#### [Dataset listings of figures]
※
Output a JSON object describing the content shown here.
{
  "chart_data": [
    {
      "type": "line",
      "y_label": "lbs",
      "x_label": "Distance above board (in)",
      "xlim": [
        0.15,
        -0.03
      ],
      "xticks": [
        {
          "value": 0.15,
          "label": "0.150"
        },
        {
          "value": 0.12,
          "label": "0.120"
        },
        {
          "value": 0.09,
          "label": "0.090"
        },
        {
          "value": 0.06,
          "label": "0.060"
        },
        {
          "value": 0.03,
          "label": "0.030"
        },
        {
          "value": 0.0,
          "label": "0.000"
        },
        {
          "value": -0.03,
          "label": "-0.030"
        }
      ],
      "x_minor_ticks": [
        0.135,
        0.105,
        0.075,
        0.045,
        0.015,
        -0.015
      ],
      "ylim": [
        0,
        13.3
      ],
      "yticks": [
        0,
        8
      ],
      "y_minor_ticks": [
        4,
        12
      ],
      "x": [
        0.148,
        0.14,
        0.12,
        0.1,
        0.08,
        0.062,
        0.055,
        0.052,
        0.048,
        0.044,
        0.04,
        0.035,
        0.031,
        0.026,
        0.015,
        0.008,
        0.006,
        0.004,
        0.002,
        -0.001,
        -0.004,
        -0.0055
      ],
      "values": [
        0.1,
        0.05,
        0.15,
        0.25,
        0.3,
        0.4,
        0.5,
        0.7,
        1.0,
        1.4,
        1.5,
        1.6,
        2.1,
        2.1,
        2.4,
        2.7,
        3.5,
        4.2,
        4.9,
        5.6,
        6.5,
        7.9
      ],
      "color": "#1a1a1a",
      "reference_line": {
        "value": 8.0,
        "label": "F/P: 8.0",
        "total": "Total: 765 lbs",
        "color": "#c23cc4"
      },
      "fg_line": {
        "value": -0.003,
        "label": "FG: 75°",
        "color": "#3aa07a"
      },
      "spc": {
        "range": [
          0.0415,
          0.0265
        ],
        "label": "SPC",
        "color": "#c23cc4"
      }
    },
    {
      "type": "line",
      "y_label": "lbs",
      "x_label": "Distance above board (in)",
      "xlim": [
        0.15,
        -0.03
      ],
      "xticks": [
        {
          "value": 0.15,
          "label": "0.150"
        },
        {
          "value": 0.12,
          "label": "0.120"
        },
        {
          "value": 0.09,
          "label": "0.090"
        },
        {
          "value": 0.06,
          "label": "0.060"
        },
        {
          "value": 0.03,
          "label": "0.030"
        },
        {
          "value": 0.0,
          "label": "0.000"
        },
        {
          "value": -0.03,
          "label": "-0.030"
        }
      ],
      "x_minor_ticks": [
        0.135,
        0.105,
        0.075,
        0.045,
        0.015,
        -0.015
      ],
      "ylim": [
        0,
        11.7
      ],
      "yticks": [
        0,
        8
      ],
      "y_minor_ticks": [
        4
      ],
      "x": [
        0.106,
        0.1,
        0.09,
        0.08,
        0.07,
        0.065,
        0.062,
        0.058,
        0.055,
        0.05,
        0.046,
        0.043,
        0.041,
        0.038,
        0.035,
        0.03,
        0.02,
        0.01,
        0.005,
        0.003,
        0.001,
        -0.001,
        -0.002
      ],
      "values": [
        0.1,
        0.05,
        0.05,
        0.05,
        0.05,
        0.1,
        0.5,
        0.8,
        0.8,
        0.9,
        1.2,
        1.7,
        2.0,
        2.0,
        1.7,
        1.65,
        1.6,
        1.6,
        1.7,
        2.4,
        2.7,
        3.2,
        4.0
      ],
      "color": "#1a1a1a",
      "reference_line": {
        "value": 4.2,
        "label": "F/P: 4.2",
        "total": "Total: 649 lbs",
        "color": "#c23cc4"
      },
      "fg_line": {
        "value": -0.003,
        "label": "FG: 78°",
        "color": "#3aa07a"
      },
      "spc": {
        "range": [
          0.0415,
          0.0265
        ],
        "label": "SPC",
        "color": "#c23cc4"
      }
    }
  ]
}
※
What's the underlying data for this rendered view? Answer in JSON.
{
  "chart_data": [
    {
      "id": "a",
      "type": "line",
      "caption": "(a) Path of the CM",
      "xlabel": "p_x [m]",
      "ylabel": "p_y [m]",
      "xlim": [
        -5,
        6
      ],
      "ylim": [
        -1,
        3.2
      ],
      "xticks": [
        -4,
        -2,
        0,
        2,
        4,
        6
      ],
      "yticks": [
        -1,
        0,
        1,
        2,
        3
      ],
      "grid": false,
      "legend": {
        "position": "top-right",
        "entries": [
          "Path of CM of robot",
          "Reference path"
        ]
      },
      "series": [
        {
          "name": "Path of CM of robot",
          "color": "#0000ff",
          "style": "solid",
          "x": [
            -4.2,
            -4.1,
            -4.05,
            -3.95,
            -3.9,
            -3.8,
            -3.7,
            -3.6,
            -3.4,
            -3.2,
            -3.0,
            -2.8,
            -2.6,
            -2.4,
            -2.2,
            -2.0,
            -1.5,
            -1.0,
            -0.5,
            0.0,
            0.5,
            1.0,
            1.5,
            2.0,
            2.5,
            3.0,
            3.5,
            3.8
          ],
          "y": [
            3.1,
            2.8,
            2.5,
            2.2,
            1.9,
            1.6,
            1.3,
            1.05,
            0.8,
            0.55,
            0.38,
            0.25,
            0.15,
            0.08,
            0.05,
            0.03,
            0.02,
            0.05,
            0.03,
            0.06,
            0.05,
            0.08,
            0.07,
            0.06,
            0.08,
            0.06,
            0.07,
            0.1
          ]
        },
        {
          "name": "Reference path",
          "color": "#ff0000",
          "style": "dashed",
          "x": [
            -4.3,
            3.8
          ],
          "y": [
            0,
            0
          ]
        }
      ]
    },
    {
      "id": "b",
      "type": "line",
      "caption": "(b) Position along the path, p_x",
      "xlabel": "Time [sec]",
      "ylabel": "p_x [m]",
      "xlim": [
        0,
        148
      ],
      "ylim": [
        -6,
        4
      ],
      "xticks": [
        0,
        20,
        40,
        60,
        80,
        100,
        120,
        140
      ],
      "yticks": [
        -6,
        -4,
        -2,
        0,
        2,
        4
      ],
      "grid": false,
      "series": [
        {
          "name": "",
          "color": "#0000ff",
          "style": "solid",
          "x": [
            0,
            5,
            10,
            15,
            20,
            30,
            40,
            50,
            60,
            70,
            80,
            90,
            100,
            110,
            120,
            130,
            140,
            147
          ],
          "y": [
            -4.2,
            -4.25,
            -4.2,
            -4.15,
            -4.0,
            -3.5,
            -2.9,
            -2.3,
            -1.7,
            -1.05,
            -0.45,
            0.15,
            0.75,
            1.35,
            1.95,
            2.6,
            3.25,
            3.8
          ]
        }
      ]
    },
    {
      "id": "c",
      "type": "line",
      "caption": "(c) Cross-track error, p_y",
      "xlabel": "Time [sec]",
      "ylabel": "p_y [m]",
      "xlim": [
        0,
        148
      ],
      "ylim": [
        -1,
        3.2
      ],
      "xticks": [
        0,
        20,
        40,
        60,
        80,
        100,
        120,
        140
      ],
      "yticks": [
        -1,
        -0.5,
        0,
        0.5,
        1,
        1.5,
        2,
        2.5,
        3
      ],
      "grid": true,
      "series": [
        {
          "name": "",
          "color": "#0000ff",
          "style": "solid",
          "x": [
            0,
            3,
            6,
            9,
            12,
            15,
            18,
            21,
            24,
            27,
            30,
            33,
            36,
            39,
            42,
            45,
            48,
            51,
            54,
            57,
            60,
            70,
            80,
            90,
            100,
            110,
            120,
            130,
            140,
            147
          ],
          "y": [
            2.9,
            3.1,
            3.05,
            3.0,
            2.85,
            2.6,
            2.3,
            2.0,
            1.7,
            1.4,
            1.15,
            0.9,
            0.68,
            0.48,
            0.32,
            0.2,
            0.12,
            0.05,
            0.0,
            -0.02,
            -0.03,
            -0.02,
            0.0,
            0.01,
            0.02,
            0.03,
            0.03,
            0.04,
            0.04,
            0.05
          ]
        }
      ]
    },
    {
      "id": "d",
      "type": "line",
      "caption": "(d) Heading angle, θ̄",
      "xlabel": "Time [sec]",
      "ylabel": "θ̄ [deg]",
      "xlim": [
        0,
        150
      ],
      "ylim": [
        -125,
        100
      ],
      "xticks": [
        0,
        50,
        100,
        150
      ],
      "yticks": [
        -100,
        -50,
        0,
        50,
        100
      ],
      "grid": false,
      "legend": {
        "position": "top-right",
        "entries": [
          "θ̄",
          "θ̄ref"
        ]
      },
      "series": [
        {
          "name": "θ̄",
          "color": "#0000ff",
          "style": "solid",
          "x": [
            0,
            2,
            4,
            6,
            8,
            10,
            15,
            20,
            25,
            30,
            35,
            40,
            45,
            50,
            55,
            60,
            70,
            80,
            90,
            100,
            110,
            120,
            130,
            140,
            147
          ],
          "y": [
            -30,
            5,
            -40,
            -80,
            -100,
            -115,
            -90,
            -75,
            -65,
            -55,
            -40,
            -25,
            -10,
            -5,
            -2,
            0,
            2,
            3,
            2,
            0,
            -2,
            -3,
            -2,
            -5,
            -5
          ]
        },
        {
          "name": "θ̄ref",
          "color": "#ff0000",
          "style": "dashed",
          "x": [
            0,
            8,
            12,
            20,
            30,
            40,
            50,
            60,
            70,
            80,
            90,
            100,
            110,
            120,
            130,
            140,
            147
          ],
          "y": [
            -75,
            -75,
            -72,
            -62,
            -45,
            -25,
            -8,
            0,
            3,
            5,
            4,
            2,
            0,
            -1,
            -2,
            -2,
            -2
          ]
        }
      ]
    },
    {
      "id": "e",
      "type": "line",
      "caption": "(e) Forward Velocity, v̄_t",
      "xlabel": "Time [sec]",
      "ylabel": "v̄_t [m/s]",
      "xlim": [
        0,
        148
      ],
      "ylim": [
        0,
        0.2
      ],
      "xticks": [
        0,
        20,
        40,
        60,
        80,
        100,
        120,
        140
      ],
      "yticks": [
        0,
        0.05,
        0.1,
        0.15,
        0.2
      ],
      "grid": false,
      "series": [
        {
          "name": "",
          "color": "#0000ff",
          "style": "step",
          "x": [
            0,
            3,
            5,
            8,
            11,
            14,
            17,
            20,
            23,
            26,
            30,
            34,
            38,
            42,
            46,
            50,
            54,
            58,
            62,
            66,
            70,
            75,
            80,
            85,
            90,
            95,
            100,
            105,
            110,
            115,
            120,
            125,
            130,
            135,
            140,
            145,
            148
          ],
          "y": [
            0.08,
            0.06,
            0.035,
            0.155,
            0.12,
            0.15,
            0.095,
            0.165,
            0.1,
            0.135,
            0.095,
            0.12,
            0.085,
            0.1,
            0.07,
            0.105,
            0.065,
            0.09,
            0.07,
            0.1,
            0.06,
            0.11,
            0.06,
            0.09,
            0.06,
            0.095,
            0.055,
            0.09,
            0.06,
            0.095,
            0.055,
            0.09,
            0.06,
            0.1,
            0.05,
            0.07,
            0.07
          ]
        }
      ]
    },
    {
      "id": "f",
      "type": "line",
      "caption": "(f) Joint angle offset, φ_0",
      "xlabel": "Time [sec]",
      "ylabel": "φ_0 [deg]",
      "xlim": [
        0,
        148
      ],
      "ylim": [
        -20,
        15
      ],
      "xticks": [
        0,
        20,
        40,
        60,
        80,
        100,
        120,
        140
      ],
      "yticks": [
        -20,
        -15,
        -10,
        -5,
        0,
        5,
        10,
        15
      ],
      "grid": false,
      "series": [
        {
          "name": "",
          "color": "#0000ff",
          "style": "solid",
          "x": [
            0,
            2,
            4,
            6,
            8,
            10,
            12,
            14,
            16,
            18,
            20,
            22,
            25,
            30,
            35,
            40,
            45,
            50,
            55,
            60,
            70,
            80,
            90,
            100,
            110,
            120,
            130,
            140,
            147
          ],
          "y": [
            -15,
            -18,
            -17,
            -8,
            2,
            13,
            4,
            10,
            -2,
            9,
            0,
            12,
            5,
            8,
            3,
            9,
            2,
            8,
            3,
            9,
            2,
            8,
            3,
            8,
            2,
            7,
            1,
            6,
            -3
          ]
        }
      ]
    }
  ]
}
※
#### [Written instruction]
Pull out every line in the data above that has the word "ylabel".

#### [Exercise response]
      "ylabel": "p_y [m]",
      "ylabel": "p_x [m]",
      "ylabel": "p_y [m]",
      "ylabel": "θ̄ [deg]",
      "ylabel": "v̄_t [m/s]",
      "ylabel": "φ_0 [deg]",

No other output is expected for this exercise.